◆ **To do**
The data below is to be returned in full and exactly.

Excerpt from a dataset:

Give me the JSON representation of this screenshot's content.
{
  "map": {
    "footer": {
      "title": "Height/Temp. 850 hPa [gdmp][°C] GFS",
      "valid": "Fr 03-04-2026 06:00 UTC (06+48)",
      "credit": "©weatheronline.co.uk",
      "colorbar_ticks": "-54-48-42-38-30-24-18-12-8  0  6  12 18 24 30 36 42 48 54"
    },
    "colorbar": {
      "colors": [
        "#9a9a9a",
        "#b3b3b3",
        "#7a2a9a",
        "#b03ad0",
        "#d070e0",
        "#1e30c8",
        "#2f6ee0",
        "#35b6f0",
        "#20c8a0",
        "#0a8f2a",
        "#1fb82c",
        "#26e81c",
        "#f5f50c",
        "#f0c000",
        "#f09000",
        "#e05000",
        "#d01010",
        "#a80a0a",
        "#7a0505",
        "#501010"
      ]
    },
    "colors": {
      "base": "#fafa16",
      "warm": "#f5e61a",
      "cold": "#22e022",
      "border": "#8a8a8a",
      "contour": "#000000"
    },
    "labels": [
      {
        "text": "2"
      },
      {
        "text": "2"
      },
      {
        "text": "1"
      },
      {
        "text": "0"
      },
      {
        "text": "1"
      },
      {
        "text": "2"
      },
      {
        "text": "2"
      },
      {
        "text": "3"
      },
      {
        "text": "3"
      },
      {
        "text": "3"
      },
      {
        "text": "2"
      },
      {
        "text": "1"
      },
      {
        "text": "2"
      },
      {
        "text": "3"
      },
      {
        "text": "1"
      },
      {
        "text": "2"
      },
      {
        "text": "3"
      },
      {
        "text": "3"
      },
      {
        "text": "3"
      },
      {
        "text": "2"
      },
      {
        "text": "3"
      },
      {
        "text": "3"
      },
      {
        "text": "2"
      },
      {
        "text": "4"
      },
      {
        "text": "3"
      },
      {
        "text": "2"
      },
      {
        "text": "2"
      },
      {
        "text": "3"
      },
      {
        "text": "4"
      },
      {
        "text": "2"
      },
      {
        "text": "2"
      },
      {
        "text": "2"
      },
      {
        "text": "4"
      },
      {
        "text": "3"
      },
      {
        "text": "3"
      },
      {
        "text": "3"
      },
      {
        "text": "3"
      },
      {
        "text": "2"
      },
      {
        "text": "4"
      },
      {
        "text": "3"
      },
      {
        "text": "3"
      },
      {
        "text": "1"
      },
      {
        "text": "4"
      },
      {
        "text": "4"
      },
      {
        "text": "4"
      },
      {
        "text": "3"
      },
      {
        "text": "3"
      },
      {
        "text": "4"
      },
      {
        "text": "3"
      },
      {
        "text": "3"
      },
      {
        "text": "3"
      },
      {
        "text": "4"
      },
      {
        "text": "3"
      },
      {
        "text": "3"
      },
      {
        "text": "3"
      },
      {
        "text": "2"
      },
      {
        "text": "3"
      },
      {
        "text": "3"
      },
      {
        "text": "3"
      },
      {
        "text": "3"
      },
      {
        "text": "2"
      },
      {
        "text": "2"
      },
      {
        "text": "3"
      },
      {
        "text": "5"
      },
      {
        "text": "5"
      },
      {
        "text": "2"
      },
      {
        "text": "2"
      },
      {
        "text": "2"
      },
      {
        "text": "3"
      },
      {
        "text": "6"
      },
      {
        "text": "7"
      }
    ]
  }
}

◆ **Task result**
Give me the JSON representation of this screenshot's content.
{
  "map": {
    "footer": {
      "title": "Height/Temp. 850 hPa [gdmp][°C] GFS",
      "valid": "Fr 03-04-2026 06:00 UTC (06+48)",
      "credit": "©weatheronline.co.uk",
      "colorbar_ticks": "-54-48-42-38-30-24-18-12-8  0  6  12 18 24 30 36 42 48 54"
    },
    "colorbar": {
      "colors": [
        "#9a9a9a",
        "#b3b3b3",
        "#7a2a9a",
        "#b03ad0",
        "#d070e0",
        "#1e30c8",
        "#2f6ee0",
        "#35b6f0",
        "#20c8a0",
        "#0a8f2a",
        "#1fb82c",
        "#26e81c",
        "#f5f50c",
        "#f0c000",
        "#f09000",
        "#e05000",
        "#d01010",
        "#a80a0a",
        "#7a0505",
        "#501010"
      ]
    },
    "colors": {
      "base": "#fafa16",
      "warm": "#f5e61a",
      "cold": "#22e022",
      "border": "#8a8a8a",
      "contour": "#000000"
    },
    "labels": [
      {
        "text": "2"
      },
      {
        "text": "2"
      },
      {
        "text": "1"
      },
      {
        "text": "0"
      },
      {
        "text": "1"
      },
      {
        "text": "2"
      },
      {
        "text": "2"
      },
      {
        "text": "3"
      },
      {
        "text": "3"
      },
      {
        "text": "3"
      },
      {
        "text": "2"
      },
      {
        "text": "1"
      },
      {
        "text": "2"
      },
      {
        "text": "3"
      },
      {
        "text": "1"
      },
      {
        "text": "2"
      },
      {
        "text": "3"
      },
      {
        "text": "3"
      },
      {
        "text": "3"
      },
      {
        "text": "2"
      },
      {
        "text": "3"
      },
      {
        "text": "3"
      },
      {
        "text": "2"
      },
      {
        "text": "4"
      },
      {
        "text": "3"
      },
      {
        "text": "2"
      },
      {
        "text": "2"
      },
      {
        "text": "3"
      },
      {
        "text": "4"
      },
      {
        "text": "2"
      },
      {
        "text": "2"
      },
      {
        "text": "2"
      },
      {
        "text": "4"
      },
      {
        "text": "3"
      },
      {
        "text": "3"
      },
      {
        "text": "3"
      },
      {
        "text": "3"
      },
      {
        "text": "2"
      },
      {
        "text": "4"
      },
      {
        "text": "3"
      },
      {
        "text": "3"
      },
      {
        "text": "1"
      },
      {
        "text": "4"
      },
      {
        "text": "4"
      },
      {
        "text": "4"
      },
      {
        "text": "3"
      },
      {
        "text": "3"
      },
      {
        "text": "4"
      },
      {
        "text": "3"
      },
      {
        "text": "3"
      },
      {
        "text": "3"
      },
      {
        "text": "4"
      },
      {
        "text": "3"
      },
      {
        "text": "3"
      },
      {
        "text": "3"
      },
      {
        "text": "2"
      },
      {
        "text": "3"
      },
      {
        "text": "3"
      },
      {
        "text": "3"
      },
      {
        "text": "3"
      },
      {
        "text": "2"
      },
      {
        "text": "2"
      },
      {
        "text": "3"
      },
      {
        "text": "5"
      },
      {
        "text": "5"
      },
      {
        "text": "2"
      },
      {
        "text": "2"
      },
      {
        "text": "2"
      },
      {
        "text": "3"
      },
      {
        "text": "6"
      },
      {
        "text": "7"
      }
    ]
  }
}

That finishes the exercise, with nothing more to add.